* START RECORDS SHOWN *
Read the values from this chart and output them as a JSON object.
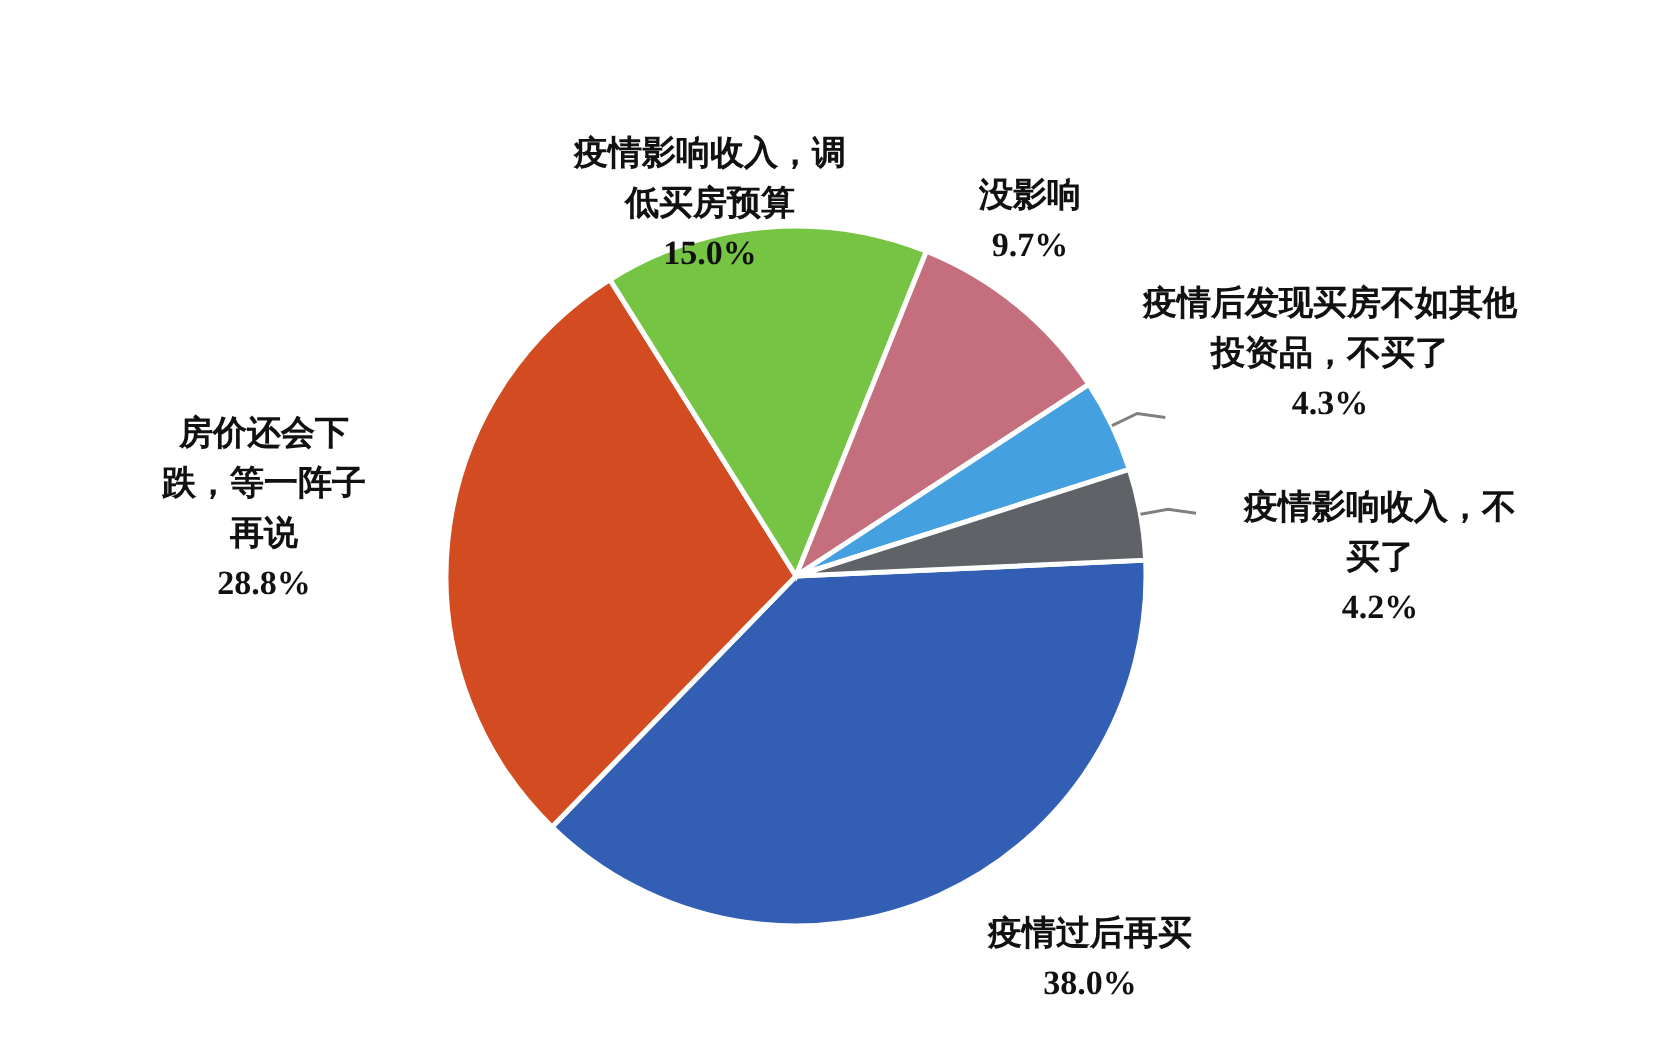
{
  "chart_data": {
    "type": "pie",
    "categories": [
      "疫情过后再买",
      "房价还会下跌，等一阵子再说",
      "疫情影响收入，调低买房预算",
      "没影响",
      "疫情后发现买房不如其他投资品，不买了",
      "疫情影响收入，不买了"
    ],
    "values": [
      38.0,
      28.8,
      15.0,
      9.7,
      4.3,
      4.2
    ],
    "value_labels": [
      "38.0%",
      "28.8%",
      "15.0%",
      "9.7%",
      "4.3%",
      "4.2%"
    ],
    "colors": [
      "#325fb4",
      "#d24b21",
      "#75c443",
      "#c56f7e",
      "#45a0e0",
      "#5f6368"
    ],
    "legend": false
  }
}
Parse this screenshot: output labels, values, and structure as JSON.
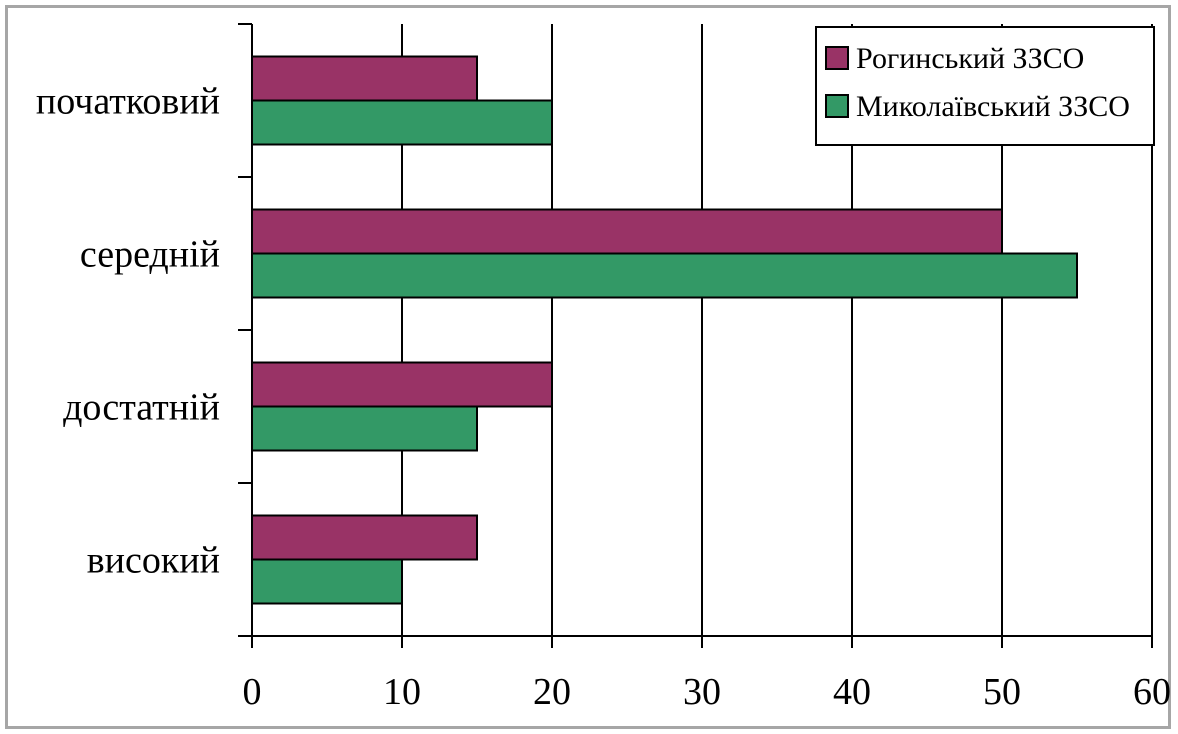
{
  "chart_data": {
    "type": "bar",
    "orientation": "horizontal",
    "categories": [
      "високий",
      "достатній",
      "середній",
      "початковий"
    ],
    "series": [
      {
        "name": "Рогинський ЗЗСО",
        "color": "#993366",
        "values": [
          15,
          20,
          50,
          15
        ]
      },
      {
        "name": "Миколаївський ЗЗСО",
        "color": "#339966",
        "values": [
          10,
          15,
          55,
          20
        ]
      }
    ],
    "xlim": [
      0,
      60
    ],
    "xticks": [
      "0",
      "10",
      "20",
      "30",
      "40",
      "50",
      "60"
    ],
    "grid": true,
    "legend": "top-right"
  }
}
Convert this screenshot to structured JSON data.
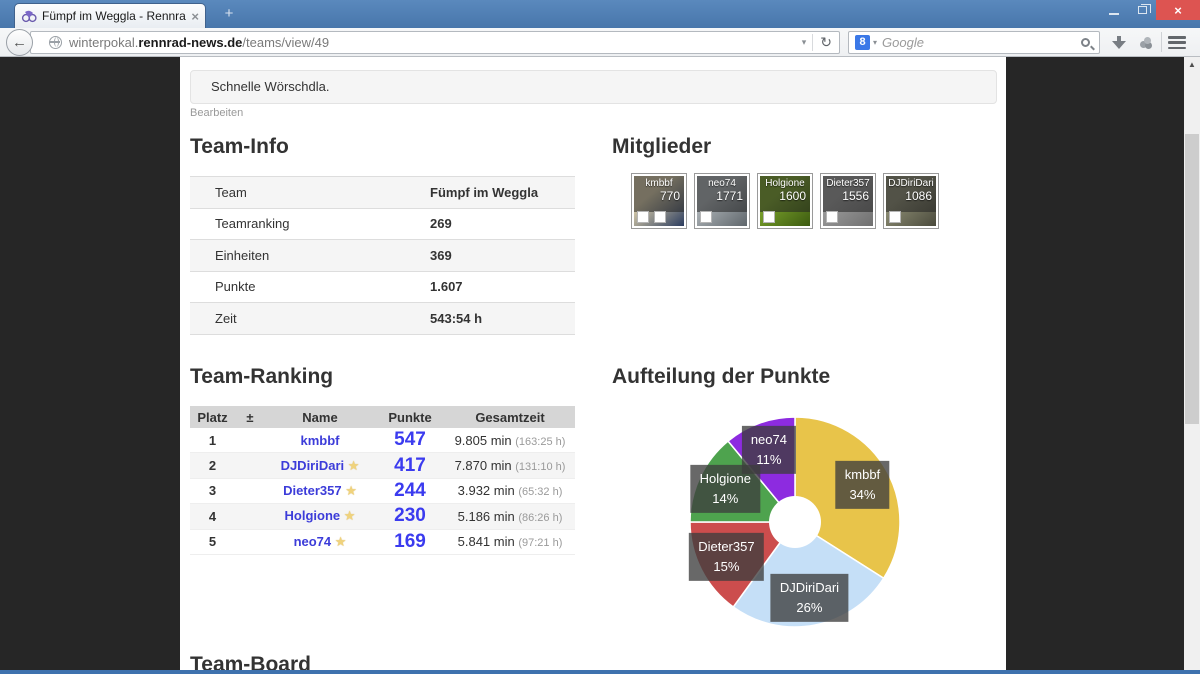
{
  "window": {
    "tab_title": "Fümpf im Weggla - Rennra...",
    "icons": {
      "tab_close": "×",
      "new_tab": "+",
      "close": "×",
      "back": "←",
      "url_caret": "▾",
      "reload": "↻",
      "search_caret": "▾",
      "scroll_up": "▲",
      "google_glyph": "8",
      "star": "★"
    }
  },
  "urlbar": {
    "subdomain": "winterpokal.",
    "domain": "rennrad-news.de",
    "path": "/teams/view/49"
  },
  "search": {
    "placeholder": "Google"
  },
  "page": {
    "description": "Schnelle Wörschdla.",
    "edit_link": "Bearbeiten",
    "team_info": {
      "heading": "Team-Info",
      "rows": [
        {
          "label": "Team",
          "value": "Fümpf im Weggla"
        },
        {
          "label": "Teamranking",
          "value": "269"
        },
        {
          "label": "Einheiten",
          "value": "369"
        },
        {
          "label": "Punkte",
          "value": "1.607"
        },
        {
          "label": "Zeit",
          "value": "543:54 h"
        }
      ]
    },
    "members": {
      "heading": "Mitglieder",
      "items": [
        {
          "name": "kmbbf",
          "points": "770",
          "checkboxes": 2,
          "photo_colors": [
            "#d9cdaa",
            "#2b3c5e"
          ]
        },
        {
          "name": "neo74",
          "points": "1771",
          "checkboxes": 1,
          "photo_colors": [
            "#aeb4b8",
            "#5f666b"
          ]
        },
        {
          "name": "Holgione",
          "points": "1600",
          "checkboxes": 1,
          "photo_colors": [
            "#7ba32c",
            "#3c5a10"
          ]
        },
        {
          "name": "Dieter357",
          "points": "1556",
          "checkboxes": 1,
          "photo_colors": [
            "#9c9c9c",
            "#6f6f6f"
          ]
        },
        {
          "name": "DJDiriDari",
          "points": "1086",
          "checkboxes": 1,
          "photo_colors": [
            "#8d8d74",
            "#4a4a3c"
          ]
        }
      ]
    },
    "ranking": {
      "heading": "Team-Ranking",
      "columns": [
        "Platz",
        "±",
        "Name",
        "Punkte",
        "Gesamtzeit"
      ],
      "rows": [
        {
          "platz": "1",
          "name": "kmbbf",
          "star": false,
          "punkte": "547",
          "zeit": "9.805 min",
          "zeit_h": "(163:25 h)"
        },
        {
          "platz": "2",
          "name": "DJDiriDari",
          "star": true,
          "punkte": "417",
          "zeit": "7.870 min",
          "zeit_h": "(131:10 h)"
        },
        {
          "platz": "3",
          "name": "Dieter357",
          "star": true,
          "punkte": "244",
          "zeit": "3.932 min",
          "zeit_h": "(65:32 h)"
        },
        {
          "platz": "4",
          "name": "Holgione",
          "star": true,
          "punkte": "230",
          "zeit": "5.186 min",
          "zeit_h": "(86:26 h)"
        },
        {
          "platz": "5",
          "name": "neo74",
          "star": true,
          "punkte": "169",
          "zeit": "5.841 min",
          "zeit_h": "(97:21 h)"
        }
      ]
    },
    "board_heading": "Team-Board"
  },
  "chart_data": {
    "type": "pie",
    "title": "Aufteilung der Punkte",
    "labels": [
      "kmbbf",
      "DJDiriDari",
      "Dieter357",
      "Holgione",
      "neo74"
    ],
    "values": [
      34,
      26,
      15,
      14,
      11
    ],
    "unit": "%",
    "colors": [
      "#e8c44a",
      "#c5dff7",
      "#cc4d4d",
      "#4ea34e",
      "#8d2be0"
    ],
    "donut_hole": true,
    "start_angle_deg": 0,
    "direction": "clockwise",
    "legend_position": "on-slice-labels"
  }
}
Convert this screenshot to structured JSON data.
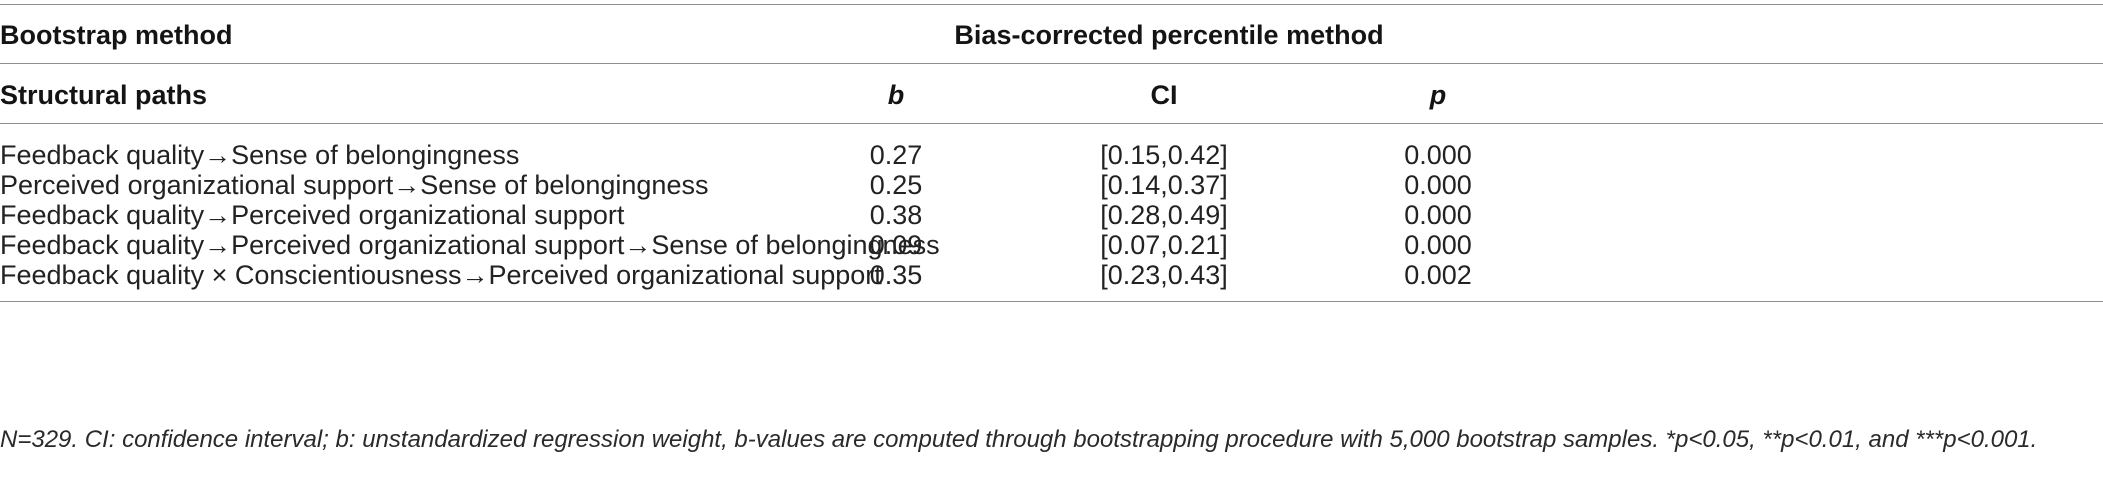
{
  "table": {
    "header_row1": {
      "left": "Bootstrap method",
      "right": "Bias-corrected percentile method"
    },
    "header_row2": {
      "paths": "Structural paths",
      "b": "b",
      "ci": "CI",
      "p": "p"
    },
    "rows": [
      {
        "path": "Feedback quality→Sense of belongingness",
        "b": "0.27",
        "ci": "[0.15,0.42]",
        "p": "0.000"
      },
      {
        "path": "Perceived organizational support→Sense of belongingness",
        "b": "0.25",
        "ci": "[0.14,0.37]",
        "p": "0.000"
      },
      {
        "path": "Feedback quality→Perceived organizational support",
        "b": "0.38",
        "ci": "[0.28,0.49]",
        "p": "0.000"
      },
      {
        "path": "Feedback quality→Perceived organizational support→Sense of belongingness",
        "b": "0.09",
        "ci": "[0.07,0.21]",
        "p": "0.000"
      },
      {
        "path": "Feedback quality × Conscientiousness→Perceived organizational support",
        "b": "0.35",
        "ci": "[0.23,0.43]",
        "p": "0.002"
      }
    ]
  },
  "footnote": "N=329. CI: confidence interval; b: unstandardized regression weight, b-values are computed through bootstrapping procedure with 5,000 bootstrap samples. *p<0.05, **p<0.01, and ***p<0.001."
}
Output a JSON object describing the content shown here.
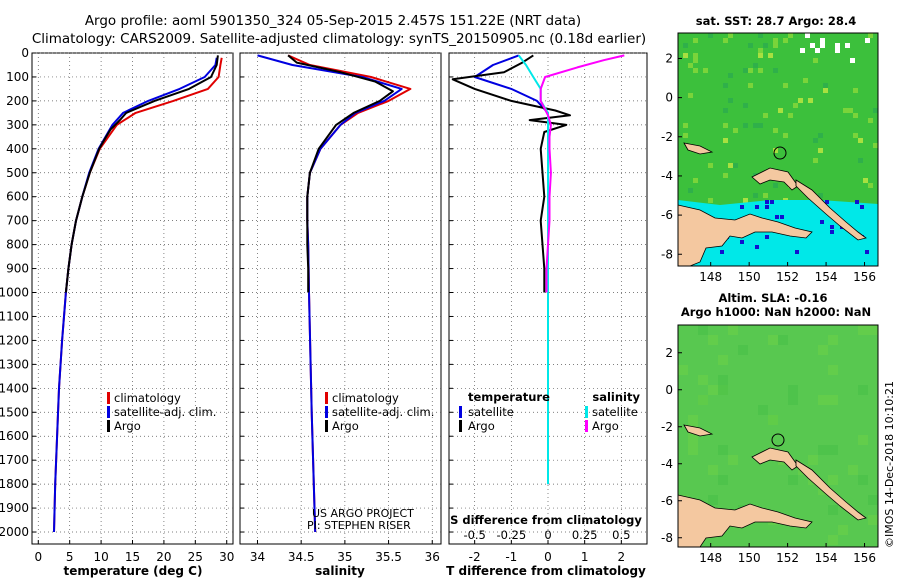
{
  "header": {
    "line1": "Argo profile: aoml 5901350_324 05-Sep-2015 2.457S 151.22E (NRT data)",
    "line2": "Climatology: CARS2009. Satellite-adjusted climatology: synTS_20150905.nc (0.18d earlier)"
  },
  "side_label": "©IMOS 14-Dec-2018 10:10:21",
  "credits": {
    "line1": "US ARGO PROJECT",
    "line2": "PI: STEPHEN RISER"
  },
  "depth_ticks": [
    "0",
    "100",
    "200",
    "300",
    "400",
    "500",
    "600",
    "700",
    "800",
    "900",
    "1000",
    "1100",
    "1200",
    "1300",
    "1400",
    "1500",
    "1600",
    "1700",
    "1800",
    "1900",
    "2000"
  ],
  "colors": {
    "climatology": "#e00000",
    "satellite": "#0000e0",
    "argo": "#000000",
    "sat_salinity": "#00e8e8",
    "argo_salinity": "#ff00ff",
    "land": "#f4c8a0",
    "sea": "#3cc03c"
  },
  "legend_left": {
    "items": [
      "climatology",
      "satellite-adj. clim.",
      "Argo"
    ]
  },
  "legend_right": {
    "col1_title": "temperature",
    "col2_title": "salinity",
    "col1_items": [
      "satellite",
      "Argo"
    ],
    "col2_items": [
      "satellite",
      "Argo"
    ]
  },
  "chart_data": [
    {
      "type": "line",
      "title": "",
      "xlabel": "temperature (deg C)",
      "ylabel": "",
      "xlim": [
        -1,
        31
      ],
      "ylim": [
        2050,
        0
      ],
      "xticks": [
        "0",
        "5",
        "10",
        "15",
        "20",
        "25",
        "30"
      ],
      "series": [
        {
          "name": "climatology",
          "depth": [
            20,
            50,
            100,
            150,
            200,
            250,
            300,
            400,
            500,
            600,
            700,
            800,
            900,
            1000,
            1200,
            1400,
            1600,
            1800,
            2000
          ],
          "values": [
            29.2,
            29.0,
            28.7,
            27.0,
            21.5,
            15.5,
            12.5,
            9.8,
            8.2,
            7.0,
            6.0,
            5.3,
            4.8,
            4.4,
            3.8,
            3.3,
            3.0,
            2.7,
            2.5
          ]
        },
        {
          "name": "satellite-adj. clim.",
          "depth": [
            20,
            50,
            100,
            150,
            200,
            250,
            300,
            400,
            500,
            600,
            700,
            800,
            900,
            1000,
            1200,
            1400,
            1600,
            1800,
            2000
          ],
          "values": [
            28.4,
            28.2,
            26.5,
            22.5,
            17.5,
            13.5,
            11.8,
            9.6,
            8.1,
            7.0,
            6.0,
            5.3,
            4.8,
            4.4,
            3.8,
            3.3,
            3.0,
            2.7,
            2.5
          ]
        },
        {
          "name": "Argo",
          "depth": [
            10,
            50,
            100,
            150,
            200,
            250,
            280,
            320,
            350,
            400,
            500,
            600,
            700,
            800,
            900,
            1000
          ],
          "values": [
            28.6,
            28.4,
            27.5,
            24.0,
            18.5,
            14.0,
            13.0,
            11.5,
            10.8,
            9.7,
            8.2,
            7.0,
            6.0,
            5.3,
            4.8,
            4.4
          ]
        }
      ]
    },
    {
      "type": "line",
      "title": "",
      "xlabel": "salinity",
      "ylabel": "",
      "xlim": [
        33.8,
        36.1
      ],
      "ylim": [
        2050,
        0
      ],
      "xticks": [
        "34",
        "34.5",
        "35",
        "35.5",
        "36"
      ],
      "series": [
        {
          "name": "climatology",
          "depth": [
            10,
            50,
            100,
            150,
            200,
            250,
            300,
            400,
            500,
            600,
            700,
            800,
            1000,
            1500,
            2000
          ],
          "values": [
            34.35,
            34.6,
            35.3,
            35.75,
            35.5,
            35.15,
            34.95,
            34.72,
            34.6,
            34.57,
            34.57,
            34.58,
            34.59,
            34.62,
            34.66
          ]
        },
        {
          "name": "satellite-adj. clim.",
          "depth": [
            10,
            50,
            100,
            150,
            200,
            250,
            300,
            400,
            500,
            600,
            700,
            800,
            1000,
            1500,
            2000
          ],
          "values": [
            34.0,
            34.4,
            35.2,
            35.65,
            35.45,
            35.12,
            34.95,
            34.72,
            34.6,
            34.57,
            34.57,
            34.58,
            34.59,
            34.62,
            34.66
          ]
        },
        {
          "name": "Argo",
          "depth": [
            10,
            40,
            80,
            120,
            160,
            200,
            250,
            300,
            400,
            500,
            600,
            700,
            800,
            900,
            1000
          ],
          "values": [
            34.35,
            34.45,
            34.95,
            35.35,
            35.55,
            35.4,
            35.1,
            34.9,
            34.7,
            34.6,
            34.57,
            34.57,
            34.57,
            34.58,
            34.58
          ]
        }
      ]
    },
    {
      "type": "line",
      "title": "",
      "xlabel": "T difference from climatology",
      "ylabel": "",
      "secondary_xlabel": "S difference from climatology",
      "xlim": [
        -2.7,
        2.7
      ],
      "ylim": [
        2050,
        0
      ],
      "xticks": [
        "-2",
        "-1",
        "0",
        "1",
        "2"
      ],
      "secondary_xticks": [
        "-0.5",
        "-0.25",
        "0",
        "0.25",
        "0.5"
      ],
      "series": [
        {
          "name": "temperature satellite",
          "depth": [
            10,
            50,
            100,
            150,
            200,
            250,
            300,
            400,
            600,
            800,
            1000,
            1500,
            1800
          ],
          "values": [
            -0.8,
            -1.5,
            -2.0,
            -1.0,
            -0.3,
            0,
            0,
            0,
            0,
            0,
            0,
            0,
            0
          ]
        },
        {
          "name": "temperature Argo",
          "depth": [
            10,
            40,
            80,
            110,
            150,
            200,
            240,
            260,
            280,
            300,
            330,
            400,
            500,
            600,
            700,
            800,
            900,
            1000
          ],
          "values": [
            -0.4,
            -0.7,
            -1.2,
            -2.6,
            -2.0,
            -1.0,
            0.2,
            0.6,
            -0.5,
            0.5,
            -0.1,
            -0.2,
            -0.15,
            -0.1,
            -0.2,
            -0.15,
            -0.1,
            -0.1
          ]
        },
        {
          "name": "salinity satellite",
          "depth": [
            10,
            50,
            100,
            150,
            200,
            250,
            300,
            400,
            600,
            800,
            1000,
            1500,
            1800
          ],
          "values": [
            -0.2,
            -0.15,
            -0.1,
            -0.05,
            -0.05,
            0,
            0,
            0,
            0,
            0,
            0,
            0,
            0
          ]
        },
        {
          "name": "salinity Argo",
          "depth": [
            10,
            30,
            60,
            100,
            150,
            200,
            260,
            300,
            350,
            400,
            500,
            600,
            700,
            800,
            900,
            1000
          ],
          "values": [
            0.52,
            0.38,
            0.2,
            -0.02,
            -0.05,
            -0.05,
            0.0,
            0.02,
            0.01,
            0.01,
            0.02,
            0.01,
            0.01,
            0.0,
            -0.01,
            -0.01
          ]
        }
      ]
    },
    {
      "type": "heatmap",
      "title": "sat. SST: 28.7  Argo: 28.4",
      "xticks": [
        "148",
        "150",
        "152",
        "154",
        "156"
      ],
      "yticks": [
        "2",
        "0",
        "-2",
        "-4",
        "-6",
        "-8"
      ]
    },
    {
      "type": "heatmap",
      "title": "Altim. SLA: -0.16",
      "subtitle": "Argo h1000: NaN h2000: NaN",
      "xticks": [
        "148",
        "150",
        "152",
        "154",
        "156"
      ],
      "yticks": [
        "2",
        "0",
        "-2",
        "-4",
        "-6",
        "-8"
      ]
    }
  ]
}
* END RECORDS SHOWN *
(AIM)
What is the number of lines in the records that contain "belongingness"? Give that number only.

(FULL SOLUTION)
3